> _AIM OF THE TASK_:
Return every record verbatim.

> _RECORDS FOR THIS TASK_:
## BEGIN

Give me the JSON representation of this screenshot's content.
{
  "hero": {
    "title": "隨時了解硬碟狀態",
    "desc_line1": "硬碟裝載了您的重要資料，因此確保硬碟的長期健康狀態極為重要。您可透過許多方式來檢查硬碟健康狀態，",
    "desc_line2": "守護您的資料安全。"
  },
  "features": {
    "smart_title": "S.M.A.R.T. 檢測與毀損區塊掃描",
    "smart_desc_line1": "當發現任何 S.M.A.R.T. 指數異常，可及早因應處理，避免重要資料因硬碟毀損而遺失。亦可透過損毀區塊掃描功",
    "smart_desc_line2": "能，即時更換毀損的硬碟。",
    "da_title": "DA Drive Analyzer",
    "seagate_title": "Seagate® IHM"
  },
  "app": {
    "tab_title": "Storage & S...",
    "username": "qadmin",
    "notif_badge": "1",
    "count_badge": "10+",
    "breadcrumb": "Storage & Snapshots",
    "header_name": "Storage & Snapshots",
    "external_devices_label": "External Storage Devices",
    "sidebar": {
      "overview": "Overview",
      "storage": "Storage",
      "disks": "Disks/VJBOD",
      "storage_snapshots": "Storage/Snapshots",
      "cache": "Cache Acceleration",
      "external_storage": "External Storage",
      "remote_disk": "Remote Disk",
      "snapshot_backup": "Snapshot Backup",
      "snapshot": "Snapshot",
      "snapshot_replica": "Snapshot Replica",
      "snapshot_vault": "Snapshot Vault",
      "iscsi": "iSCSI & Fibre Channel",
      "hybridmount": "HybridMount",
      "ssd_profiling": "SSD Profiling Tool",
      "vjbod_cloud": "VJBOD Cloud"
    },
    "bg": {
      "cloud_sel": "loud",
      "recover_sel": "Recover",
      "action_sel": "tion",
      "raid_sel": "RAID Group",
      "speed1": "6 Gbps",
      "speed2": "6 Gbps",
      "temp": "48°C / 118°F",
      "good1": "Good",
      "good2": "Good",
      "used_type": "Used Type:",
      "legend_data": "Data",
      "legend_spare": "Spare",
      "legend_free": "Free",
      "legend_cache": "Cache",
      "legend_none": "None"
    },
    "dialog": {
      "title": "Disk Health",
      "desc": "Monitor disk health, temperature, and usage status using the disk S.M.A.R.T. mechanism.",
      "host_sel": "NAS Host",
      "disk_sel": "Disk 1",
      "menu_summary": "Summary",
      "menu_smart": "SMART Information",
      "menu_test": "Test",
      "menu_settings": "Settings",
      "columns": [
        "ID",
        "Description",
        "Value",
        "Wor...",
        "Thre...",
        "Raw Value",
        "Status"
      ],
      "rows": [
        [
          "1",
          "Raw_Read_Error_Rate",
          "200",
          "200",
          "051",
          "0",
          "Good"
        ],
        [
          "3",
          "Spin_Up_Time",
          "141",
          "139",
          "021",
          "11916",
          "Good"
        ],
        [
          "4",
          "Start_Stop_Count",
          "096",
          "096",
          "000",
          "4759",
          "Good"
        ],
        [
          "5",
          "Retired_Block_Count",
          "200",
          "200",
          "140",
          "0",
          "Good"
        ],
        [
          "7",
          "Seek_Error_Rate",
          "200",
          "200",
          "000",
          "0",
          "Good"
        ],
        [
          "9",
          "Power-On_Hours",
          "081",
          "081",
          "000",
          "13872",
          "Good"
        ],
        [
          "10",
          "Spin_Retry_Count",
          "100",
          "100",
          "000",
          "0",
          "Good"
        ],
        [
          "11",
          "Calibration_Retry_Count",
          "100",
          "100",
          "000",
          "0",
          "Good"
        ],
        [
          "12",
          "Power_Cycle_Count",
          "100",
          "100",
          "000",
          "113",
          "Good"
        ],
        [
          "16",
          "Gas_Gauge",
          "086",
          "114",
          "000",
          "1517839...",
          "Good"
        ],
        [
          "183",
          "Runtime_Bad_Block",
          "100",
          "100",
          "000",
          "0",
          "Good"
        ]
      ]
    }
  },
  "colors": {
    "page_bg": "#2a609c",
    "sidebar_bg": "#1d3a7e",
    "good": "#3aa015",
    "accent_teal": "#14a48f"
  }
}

## END

> _FINAL RESULT_:
Give me the JSON representation of this screenshot's content.
{
  "hero": {
    "title": "隨時了解硬碟狀態",
    "desc_line1": "硬碟裝載了您的重要資料，因此確保硬碟的長期健康狀態極為重要。您可透過許多方式來檢查硬碟健康狀態，",
    "desc_line2": "守護您的資料安全。"
  },
  "features": {
    "smart_title": "S.M.A.R.T. 檢測與毀損區塊掃描",
    "smart_desc_line1": "當發現任何 S.M.A.R.T. 指數異常，可及早因應處理，避免重要資料因硬碟毀損而遺失。亦可透過損毀區塊掃描功",
    "smart_desc_line2": "能，即時更換毀損的硬碟。",
    "da_title": "DA Drive Analyzer",
    "seagate_title": "Seagate® IHM"
  },
  "app": {
    "tab_title": "Storage & S...",
    "username": "qadmin",
    "notif_badge": "1",
    "count_badge": "10+",
    "breadcrumb": "Storage & Snapshots",
    "header_name": "Storage & Snapshots",
    "external_devices_label": "External Storage Devices",
    "sidebar": {
      "overview": "Overview",
      "storage": "Storage",
      "disks": "Disks/VJBOD",
      "storage_snapshots": "Storage/Snapshots",
      "cache": "Cache Acceleration",
      "external_storage": "External Storage",
      "remote_disk": "Remote Disk",
      "snapshot_backup": "Snapshot Backup",
      "snapshot": "Snapshot",
      "snapshot_replica": "Snapshot Replica",
      "snapshot_vault": "Snapshot Vault",
      "iscsi": "iSCSI & Fibre Channel",
      "hybridmount": "HybridMount",
      "ssd_profiling": "SSD Profiling Tool",
      "vjbod_cloud": "VJBOD Cloud"
    },
    "bg": {
      "cloud_sel": "loud",
      "recover_sel": "Recover",
      "action_sel": "tion",
      "raid_sel": "RAID Group",
      "speed1": "6 Gbps",
      "speed2": "6 Gbps",
      "temp": "48°C / 118°F",
      "good1": "Good",
      "good2": "Good",
      "used_type": "Used Type:",
      "legend_data": "Data",
      "legend_spare": "Spare",
      "legend_free": "Free",
      "legend_cache": "Cache",
      "legend_none": "None"
    },
    "dialog": {
      "title": "Disk Health",
      "desc": "Monitor disk health, temperature, and usage status using the disk S.M.A.R.T. mechanism.",
      "host_sel": "NAS Host",
      "disk_sel": "Disk 1",
      "menu_summary": "Summary",
      "menu_smart": "SMART Information",
      "menu_test": "Test",
      "menu_settings": "Settings",
      "columns": [
        "ID",
        "Description",
        "Value",
        "Wor...",
        "Thre...",
        "Raw Value",
        "Status"
      ],
      "rows": [
        [
          "1",
          "Raw_Read_Error_Rate",
          "200",
          "200",
          "051",
          "0",
          "Good"
        ],
        [
          "3",
          "Spin_Up_Time",
          "141",
          "139",
          "021",
          "11916",
          "Good"
        ],
        [
          "4",
          "Start_Stop_Count",
          "096",
          "096",
          "000",
          "4759",
          "Good"
        ],
        [
          "5",
          "Retired_Block_Count",
          "200",
          "200",
          "140",
          "0",
          "Good"
        ],
        [
          "7",
          "Seek_Error_Rate",
          "200",
          "200",
          "000",
          "0",
          "Good"
        ],
        [
          "9",
          "Power-On_Hours",
          "081",
          "081",
          "000",
          "13872",
          "Good"
        ],
        [
          "10",
          "Spin_Retry_Count",
          "100",
          "100",
          "000",
          "0",
          "Good"
        ],
        [
          "11",
          "Calibration_Retry_Count",
          "100",
          "100",
          "000",
          "0",
          "Good"
        ],
        [
          "12",
          "Power_Cycle_Count",
          "100",
          "100",
          "000",
          "113",
          "Good"
        ],
        [
          "16",
          "Gas_Gauge",
          "086",
          "114",
          "000",
          "1517839...",
          "Good"
        ],
        [
          "183",
          "Runtime_Bad_Block",
          "100",
          "100",
          "000",
          "0",
          "Good"
        ]
      ]
    }
  },
  "colors": {
    "page_bg": "#2a609c",
    "sidebar_bg": "#1d3a7e",
    "good": "#3aa015",
    "accent_teal": "#14a48f"
  }
}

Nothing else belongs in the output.